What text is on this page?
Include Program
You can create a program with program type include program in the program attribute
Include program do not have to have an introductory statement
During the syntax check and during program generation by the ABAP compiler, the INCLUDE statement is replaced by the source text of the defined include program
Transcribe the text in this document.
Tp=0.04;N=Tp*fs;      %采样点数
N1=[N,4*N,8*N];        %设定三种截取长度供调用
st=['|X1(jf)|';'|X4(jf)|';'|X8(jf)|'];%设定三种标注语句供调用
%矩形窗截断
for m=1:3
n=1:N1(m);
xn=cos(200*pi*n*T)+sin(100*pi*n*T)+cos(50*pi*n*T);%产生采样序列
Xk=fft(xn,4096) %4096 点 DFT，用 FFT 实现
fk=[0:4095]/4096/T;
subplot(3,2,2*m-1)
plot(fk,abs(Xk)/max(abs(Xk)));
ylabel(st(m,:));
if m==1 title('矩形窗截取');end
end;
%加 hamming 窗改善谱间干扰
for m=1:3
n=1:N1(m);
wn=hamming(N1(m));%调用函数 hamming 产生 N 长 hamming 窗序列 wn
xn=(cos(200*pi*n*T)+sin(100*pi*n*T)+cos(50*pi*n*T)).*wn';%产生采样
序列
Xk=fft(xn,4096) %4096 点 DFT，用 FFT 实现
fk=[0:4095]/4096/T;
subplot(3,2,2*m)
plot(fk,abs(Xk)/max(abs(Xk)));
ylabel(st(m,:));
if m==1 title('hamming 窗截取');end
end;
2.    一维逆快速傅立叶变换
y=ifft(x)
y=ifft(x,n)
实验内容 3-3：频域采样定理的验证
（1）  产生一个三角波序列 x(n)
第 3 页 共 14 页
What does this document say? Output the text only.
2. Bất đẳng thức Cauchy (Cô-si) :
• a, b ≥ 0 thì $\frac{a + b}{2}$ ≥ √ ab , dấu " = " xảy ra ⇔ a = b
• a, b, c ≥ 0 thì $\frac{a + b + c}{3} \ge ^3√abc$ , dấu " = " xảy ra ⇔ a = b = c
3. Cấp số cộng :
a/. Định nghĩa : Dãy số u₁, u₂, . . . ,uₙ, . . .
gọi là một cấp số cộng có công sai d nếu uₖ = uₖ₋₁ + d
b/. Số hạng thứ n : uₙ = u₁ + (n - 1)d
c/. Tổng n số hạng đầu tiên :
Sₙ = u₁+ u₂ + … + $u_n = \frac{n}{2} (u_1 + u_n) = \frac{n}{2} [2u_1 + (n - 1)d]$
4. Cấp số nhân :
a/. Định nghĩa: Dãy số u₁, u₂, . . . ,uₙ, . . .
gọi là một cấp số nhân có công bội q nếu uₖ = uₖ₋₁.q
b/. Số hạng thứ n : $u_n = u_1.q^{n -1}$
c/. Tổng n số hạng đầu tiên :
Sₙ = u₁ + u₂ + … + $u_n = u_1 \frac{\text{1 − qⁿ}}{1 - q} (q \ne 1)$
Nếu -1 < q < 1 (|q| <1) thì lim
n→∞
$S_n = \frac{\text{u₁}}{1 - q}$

+++++

### Given request
Each line of the material should be echoed exactly.

### Output below
What text is on this page?
Include Program
You can create a program with program type include program in the program attribute
Include program do not have to have an introductory statement
During the syntax check and during program generation by the ABAP compiler, the INCLUDE statement is replaced by the source text of the defined include program
Transcribe the text in this document.
Tp=0.04;N=Tp*fs;      %采样点数
N1=[N,4*N,8*N];        %设定三种截取长度供调用
st=['|X1(jf)|';'|X4(jf)|';'|X8(jf)|'];%设定三种标注语句供调用
%矩形窗截断
for m=1:3
n=1:N1(m);
xn=cos(200*pi*n*T)+sin(100*pi*n*T)+cos(50*pi*n*T);%产生采样序列
Xk=fft(xn,4096) %4096 点 DFT，用 FFT 实现
fk=[0:4095]/4096/T;
subplot(3,2,2*m-1)
plot(fk,abs(Xk)/max(abs(Xk)));
ylabel(st(m,:));
if m==1 title('矩形窗截取');end
end;
%加 hamming 窗改善谱间干扰
for m=1:3
n=1:N1(m);
wn=hamming(N1(m));%调用函数 hamming 产生 N 长 hamming 窗序列 wn
xn=(cos(200*pi*n*T)+sin(100*pi*n*T)+cos(50*pi*n*T)).*wn';%产生采样
序列
Xk=fft(xn,4096) %4096 点 DFT，用 FFT 实现
fk=[0:4095]/4096/T;
subplot(3,2,2*m)
plot(fk,abs(Xk)/max(abs(Xk)));
ylabel(st(m,:));
if m==1 title('hamming 窗截取');end
end;
2.    一维逆快速傅立叶变换
y=ifft(x)
y=ifft(x,n)
实验内容 3-3：频域采样定理的验证
（1）  产生一个三角波序列 x(n)
第 3 页 共 14 页
What does this document say? Output the text only.
2. Bất đẳng thức Cauchy (Cô-si) :
• a, b ≥ 0 thì $\frac{a + b}{2}$ ≥ √ ab , dấu " = " xảy ra ⇔ a = b
• a, b, c ≥ 0 thì $\frac{a + b + c}{3} \ge ^3√abc$ , dấu " = " xảy ra ⇔ a = b = c
3. Cấp số cộng :
a/. Định nghĩa : Dãy số u₁, u₂, . . . ,uₙ, . . .
gọi là một cấp số cộng có công sai d nếu uₖ = uₖ₋₁ + d
b/. Số hạng thứ n : uₙ = u₁ + (n - 1)d
c/. Tổng n số hạng đầu tiên :
Sₙ = u₁+ u₂ + … + $u_n = \frac{n}{2} (u_1 + u_n) = \frac{n}{2} [2u_1 + (n - 1)d]$
4. Cấp số nhân :
a/. Định nghĩa: Dãy số u₁, u₂, . . . ,uₙ, . . .
gọi là một cấp số nhân có công bội q nếu uₖ = uₖ₋₁.q
b/. Số hạng thứ n : $u_n = u_1.q^{n -1}$
c/. Tổng n số hạng đầu tiên :
Sₙ = u₁ + u₂ + … + $u_n = u_1 \frac{\text{1 − qⁿ}}{1 - q} (q \ne 1)$
Nếu -1 < q < 1 (|q| <1) thì lim
n→∞
$S_n = \frac{\text{u₁}}{1 - q}$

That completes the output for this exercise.